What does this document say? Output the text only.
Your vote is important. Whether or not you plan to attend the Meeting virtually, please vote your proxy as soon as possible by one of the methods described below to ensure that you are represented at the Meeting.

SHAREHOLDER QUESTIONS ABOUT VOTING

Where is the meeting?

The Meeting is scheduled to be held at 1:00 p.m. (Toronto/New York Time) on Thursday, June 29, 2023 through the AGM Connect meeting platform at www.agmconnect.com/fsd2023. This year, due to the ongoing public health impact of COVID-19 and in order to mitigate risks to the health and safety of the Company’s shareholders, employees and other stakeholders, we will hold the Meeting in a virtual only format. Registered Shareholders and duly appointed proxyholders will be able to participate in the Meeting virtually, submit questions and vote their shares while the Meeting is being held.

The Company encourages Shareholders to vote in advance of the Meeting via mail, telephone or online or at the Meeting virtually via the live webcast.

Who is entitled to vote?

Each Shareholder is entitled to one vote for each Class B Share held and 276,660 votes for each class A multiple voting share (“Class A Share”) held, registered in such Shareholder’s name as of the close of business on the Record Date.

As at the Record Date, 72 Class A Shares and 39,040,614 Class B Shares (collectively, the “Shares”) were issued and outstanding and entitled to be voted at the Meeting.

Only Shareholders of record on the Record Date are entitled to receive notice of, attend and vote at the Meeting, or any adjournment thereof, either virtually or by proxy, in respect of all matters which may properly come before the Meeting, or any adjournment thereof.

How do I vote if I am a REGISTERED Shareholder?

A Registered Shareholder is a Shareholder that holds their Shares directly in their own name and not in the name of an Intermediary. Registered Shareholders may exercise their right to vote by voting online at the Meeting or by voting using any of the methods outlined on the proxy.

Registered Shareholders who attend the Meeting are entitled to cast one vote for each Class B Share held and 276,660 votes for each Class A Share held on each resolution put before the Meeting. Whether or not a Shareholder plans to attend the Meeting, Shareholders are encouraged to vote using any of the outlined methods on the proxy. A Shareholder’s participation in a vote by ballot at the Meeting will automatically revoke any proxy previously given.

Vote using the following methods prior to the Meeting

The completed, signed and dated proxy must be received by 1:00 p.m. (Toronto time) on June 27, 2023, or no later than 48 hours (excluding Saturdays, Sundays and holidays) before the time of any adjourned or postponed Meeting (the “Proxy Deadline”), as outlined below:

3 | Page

---

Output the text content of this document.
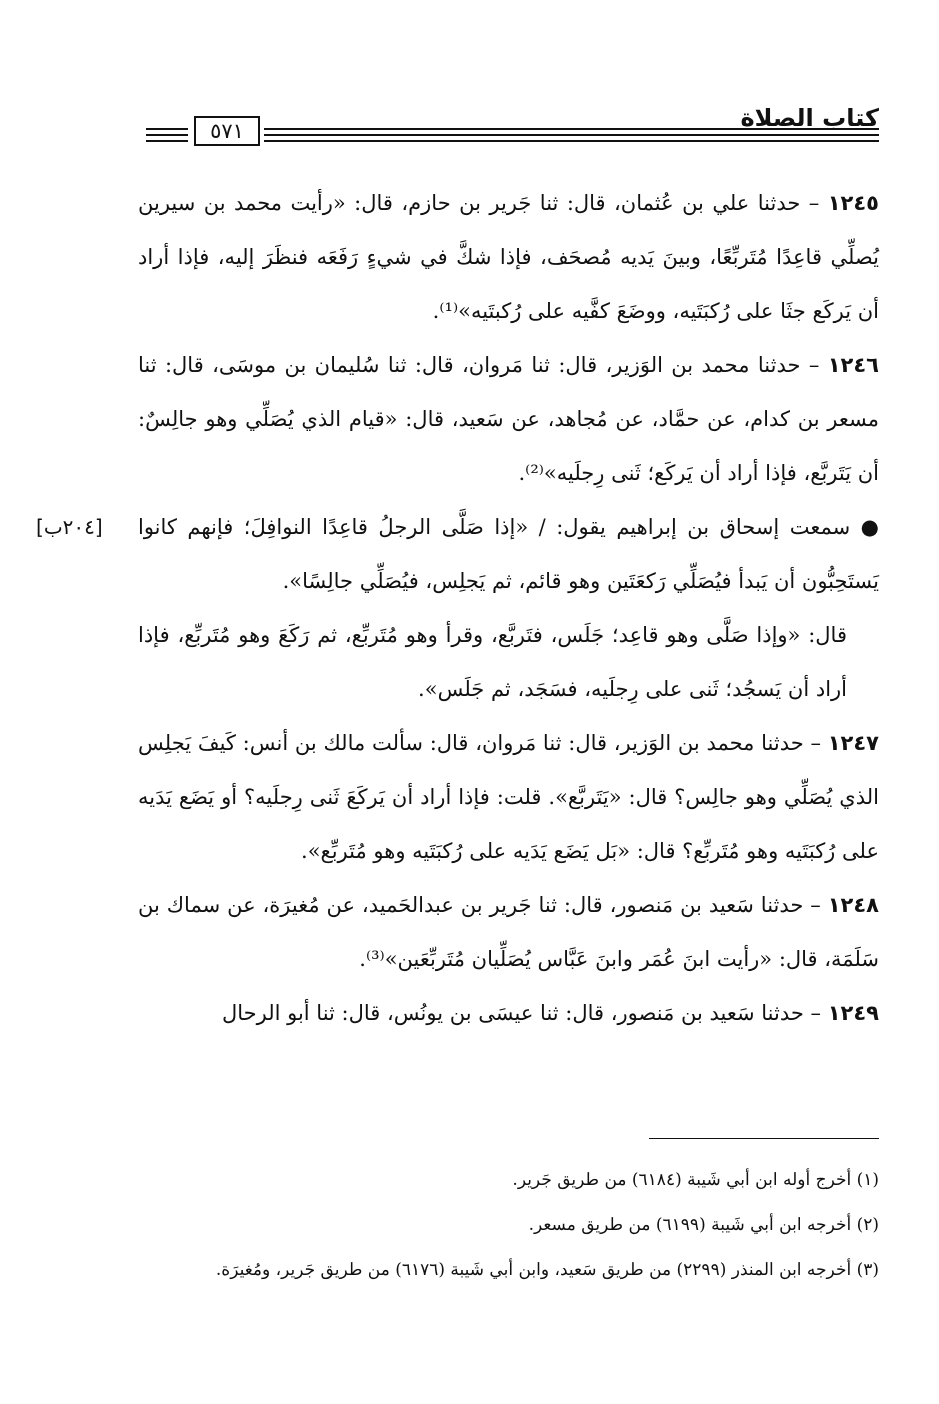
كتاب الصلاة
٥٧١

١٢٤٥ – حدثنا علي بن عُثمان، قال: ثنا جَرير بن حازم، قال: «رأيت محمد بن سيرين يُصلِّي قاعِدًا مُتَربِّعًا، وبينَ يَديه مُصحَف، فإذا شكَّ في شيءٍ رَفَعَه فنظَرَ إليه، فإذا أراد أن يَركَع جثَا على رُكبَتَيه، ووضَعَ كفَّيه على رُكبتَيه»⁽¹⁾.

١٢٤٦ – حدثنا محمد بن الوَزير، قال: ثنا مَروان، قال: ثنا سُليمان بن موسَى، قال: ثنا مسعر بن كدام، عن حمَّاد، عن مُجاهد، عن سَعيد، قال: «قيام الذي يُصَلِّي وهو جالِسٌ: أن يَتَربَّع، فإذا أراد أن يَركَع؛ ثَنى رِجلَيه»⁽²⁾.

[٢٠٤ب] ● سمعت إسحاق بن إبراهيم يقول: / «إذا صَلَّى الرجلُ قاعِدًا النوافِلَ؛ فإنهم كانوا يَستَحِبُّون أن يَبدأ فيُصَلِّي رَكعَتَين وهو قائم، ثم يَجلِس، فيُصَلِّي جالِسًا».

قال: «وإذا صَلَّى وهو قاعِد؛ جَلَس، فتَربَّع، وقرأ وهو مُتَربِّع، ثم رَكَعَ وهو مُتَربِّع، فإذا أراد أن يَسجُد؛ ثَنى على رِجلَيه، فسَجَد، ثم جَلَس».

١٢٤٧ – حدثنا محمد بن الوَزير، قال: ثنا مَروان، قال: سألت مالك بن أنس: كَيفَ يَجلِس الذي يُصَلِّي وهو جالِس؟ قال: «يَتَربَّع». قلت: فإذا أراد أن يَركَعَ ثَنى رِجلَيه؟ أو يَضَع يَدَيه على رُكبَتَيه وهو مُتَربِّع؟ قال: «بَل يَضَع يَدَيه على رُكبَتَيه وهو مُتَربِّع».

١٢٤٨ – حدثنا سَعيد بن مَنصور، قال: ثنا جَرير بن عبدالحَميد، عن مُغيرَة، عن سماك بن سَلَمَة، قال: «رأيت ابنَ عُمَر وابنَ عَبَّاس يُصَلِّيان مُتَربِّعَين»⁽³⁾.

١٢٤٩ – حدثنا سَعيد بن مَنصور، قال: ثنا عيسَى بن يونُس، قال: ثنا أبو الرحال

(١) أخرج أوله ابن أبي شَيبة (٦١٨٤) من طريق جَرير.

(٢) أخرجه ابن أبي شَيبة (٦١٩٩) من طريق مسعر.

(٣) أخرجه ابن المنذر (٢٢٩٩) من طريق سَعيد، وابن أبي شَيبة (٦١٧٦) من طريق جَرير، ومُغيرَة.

---

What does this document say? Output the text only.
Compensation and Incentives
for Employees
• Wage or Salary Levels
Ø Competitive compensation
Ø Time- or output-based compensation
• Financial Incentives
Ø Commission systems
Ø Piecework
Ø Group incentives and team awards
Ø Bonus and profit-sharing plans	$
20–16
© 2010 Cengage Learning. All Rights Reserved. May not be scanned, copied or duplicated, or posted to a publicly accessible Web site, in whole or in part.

▸ **What you should do**
Copy, from the material above, each line in which the string "فإذا" occurs.

▸ **Exercise solution**
١٢٤٥ – حدثنا علي بن عُثمان، قال: ثنا جَرير بن حازم، قال: «رأيت محمد بن سيرين يُصلِّي قاعِدًا مُتَربِّعًا، وبينَ يَديه مُصحَف، فإذا شكَّ في شيءٍ رَفَعَه فنظَرَ إليه، فإذا أراد أن يَركَع جثَا على رُكبَتَيه، ووضَعَ كفَّيه على رُكبتَيه»⁽¹⁾.
١٢٤٦ – حدثنا محمد بن الوَزير، قال: ثنا مَروان، قال: ثنا سُليمان بن موسَى، قال: ثنا مسعر بن كدام، عن حمَّاد، عن مُجاهد، عن سَعيد، قال: «قيام الذي يُصَلِّي وهو جالِسٌ: أن يَتَربَّع، فإذا أراد أن يَركَع؛ ثَنى رِجلَيه»⁽²⁾.
قال: «وإذا صَلَّى وهو قاعِد؛ جَلَس، فتَربَّع، وقرأ وهو مُتَربِّع، ثم رَكَعَ وهو مُتَربِّع، فإذا أراد أن يَسجُد؛ ثَنى على رِجلَيه، فسَجَد، ثم جَلَس».
١٢٤٧ – حدثنا محمد بن الوَزير، قال: ثنا مَروان، قال: سألت مالك بن أنس: كَيفَ يَجلِس الذي يُصَلِّي وهو جالِس؟ قال: «يَتَربَّع». قلت: فإذا أراد أن يَركَعَ ثَنى رِجلَيه؟ أو يَضَع يَدَيه على رُكبَتَيه وهو مُتَربِّع؟ قال: «بَل يَضَع يَدَيه على رُكبَتَيه وهو مُتَربِّع».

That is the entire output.